> [Your task]
Retype the records that come next, word for word.

____

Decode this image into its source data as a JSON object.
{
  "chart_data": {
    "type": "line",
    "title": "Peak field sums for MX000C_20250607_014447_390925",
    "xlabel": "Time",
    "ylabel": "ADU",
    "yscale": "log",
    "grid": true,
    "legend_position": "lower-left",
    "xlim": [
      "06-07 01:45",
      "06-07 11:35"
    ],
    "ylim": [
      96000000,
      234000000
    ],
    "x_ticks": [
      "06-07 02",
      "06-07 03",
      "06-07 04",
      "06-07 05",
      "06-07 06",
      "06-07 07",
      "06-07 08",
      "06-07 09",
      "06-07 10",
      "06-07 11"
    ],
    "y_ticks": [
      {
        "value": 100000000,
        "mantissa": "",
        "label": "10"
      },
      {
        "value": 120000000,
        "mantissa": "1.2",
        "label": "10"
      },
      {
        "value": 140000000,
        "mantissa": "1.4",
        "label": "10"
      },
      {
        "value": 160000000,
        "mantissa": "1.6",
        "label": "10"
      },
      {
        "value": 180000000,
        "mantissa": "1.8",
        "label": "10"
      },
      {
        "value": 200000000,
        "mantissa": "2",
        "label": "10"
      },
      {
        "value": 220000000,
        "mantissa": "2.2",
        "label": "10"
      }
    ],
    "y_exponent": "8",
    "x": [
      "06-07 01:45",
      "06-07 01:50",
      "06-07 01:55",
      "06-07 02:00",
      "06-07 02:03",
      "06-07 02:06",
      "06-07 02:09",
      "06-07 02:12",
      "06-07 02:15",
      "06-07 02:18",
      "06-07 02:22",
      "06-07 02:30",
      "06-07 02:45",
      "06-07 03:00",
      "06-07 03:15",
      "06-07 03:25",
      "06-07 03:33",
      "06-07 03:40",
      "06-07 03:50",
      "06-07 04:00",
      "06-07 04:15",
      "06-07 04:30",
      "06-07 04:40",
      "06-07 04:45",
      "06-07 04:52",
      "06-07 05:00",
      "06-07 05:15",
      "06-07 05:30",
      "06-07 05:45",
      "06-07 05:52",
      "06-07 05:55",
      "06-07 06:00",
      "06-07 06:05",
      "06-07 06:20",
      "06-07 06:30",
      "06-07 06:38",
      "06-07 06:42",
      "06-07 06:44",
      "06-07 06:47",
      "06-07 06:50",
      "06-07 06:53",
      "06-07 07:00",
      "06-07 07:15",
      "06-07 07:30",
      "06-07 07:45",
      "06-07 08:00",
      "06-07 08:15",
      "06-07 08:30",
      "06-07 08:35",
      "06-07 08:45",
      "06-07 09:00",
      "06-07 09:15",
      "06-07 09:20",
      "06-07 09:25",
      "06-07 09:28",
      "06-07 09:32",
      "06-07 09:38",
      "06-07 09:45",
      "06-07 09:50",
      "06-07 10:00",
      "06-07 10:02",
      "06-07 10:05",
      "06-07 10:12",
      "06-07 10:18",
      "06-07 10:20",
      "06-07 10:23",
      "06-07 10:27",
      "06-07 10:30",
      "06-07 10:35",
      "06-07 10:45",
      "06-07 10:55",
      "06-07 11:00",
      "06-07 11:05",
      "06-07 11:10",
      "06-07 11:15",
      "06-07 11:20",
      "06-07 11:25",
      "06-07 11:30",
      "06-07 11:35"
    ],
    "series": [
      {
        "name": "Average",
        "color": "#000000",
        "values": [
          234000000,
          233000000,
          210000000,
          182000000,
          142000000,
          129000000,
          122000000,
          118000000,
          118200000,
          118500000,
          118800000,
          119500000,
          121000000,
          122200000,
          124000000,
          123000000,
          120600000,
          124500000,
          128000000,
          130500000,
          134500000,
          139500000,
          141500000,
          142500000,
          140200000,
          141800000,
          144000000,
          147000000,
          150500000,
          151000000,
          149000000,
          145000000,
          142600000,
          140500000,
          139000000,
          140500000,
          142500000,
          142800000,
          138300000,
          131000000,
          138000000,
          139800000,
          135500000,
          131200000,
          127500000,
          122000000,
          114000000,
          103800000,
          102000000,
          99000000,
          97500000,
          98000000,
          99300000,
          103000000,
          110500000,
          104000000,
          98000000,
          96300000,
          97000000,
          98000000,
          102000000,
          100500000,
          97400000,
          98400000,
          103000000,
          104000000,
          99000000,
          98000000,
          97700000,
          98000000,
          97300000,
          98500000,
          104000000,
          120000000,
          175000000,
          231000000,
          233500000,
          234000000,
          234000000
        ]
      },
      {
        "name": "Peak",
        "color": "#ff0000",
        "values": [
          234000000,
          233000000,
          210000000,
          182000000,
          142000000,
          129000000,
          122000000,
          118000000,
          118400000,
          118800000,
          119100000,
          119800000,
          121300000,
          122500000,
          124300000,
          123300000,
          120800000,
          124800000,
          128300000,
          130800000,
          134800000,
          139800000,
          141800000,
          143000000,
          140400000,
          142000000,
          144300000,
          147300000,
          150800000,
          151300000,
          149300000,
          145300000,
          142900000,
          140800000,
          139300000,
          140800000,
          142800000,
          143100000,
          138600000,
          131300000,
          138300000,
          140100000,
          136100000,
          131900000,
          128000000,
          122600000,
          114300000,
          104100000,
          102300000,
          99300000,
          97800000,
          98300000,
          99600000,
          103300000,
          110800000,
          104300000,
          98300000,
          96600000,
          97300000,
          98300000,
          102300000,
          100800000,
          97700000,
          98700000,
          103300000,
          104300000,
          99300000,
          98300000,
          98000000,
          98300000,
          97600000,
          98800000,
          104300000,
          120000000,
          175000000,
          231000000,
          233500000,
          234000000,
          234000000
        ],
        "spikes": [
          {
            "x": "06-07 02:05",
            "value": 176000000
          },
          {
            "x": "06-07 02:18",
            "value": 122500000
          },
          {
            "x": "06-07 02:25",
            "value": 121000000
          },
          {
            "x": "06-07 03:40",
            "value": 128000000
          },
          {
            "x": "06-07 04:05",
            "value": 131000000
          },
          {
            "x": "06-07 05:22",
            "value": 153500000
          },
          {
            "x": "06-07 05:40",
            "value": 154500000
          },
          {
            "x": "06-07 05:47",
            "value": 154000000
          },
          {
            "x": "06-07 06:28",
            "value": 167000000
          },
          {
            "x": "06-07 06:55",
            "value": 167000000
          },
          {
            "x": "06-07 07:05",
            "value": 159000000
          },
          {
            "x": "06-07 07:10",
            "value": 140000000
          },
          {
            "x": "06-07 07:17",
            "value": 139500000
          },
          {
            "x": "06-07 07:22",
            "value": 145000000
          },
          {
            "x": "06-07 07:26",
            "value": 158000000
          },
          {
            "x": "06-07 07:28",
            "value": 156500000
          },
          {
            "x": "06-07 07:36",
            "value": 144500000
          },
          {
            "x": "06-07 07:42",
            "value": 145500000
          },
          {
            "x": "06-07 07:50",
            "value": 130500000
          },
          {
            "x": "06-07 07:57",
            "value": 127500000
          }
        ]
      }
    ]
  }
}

____

> [Answer to this problem]
Decode this image into its source data as a JSON object.
{
  "chart_data": {
    "type": "line",
    "title": "Peak field sums for MX000C_20250607_014447_390925",
    "xlabel": "Time",
    "ylabel": "ADU",
    "yscale": "log",
    "grid": true,
    "legend_position": "lower-left",
    "xlim": [
      "06-07 01:45",
      "06-07 11:35"
    ],
    "ylim": [
      96000000,
      234000000
    ],
    "x_ticks": [
      "06-07 02",
      "06-07 03",
      "06-07 04",
      "06-07 05",
      "06-07 06",
      "06-07 07",
      "06-07 08",
      "06-07 09",
      "06-07 10",
      "06-07 11"
    ],
    "y_ticks": [
      {
        "value": 100000000,
        "mantissa": "",
        "label": "10"
      },
      {
        "value": 120000000,
        "mantissa": "1.2",
        "label": "10"
      },
      {
        "value": 140000000,
        "mantissa": "1.4",
        "label": "10"
      },
      {
        "value": 160000000,
        "mantissa": "1.6",
        "label": "10"
      },
      {
        "value": 180000000,
        "mantissa": "1.8",
        "label": "10"
      },
      {
        "value": 200000000,
        "mantissa": "2",
        "label": "10"
      },
      {
        "value": 220000000,
        "mantissa": "2.2",
        "label": "10"
      }
    ],
    "y_exponent": "8",
    "x": [
      "06-07 01:45",
      "06-07 01:50",
      "06-07 01:55",
      "06-07 02:00",
      "06-07 02:03",
      "06-07 02:06",
      "06-07 02:09",
      "06-07 02:12",
      "06-07 02:15",
      "06-07 02:18",
      "06-07 02:22",
      "06-07 02:30",
      "06-07 02:45",
      "06-07 03:00",
      "06-07 03:15",
      "06-07 03:25",
      "06-07 03:33",
      "06-07 03:40",
      "06-07 03:50",
      "06-07 04:00",
      "06-07 04:15",
      "06-07 04:30",
      "06-07 04:40",
      "06-07 04:45",
      "06-07 04:52",
      "06-07 05:00",
      "06-07 05:15",
      "06-07 05:30",
      "06-07 05:45",
      "06-07 05:52",
      "06-07 05:55",
      "06-07 06:00",
      "06-07 06:05",
      "06-07 06:20",
      "06-07 06:30",
      "06-07 06:38",
      "06-07 06:42",
      "06-07 06:44",
      "06-07 06:47",
      "06-07 06:50",
      "06-07 06:53",
      "06-07 07:00",
      "06-07 07:15",
      "06-07 07:30",
      "06-07 07:45",
      "06-07 08:00",
      "06-07 08:15",
      "06-07 08:30",
      "06-07 08:35",
      "06-07 08:45",
      "06-07 09:00",
      "06-07 09:15",
      "06-07 09:20",
      "06-07 09:25",
      "06-07 09:28",
      "06-07 09:32",
      "06-07 09:38",
      "06-07 09:45",
      "06-07 09:50",
      "06-07 10:00",
      "06-07 10:02",
      "06-07 10:05",
      "06-07 10:12",
      "06-07 10:18",
      "06-07 10:20",
      "06-07 10:23",
      "06-07 10:27",
      "06-07 10:30",
      "06-07 10:35",
      "06-07 10:45",
      "06-07 10:55",
      "06-07 11:00",
      "06-07 11:05",
      "06-07 11:10",
      "06-07 11:15",
      "06-07 11:20",
      "06-07 11:25",
      "06-07 11:30",
      "06-07 11:35"
    ],
    "series": [
      {
        "name": "Average",
        "color": "#000000",
        "values": [
          234000000,
          233000000,
          210000000,
          182000000,
          142000000,
          129000000,
          122000000,
          118000000,
          118200000,
          118500000,
          118800000,
          119500000,
          121000000,
          122200000,
          124000000,
          123000000,
          120600000,
          124500000,
          128000000,
          130500000,
          134500000,
          139500000,
          141500000,
          142500000,
          140200000,
          141800000,
          144000000,
          147000000,
          150500000,
          151000000,
          149000000,
          145000000,
          142600000,
          140500000,
          139000000,
          140500000,
          142500000,
          142800000,
          138300000,
          131000000,
          138000000,
          139800000,
          135500000,
          131200000,
          127500000,
          122000000,
          114000000,
          103800000,
          102000000,
          99000000,
          97500000,
          98000000,
          99300000,
          103000000,
          110500000,
          104000000,
          98000000,
          96300000,
          97000000,
          98000000,
          102000000,
          100500000,
          97400000,
          98400000,
          103000000,
          104000000,
          99000000,
          98000000,
          97700000,
          98000000,
          97300000,
          98500000,
          104000000,
          120000000,
          175000000,
          231000000,
          233500000,
          234000000,
          234000000
        ]
      },
      {
        "name": "Peak",
        "color": "#ff0000",
        "values": [
          234000000,
          233000000,
          210000000,
          182000000,
          142000000,
          129000000,
          122000000,
          118000000,
          118400000,
          118800000,
          119100000,
          119800000,
          121300000,
          122500000,
          124300000,
          123300000,
          120800000,
          124800000,
          128300000,
          130800000,
          134800000,
          139800000,
          141800000,
          143000000,
          140400000,
          142000000,
          144300000,
          147300000,
          150800000,
          151300000,
          149300000,
          145300000,
          142900000,
          140800000,
          139300000,
          140800000,
          142800000,
          143100000,
          138600000,
          131300000,
          138300000,
          140100000,
          136100000,
          131900000,
          128000000,
          122600000,
          114300000,
          104100000,
          102300000,
          99300000,
          97800000,
          98300000,
          99600000,
          103300000,
          110800000,
          104300000,
          98300000,
          96600000,
          97300000,
          98300000,
          102300000,
          100800000,
          97700000,
          98700000,
          103300000,
          104300000,
          99300000,
          98300000,
          98000000,
          98300000,
          97600000,
          98800000,
          104300000,
          120000000,
          175000000,
          231000000,
          233500000,
          234000000,
          234000000
        ],
        "spikes": [
          {
            "x": "06-07 02:05",
            "value": 176000000
          },
          {
            "x": "06-07 02:18",
            "value": 122500000
          },
          {
            "x": "06-07 02:25",
            "value": 121000000
          },
          {
            "x": "06-07 03:40",
            "value": 128000000
          },
          {
            "x": "06-07 04:05",
            "value": 131000000
          },
          {
            "x": "06-07 05:22",
            "value": 153500000
          },
          {
            "x": "06-07 05:40",
            "value": 154500000
          },
          {
            "x": "06-07 05:47",
            "value": 154000000
          },
          {
            "x": "06-07 06:28",
            "value": 167000000
          },
          {
            "x": "06-07 06:55",
            "value": 167000000
          },
          {
            "x": "06-07 07:05",
            "value": 159000000
          },
          {
            "x": "06-07 07:10",
            "value": 140000000
          },
          {
            "x": "06-07 07:17",
            "value": 139500000
          },
          {
            "x": "06-07 07:22",
            "value": 145000000
          },
          {
            "x": "06-07 07:26",
            "value": 158000000
          },
          {
            "x": "06-07 07:28",
            "value": 156500000
          },
          {
            "x": "06-07 07:36",
            "value": 144500000
          },
          {
            "x": "06-07 07:42",
            "value": 145500000
          },
          {
            "x": "06-07 07:50",
            "value": 130500000
          },
          {
            "x": "06-07 07:57",
            "value": 127500000
          }
        ]
      }
    ]
  }
}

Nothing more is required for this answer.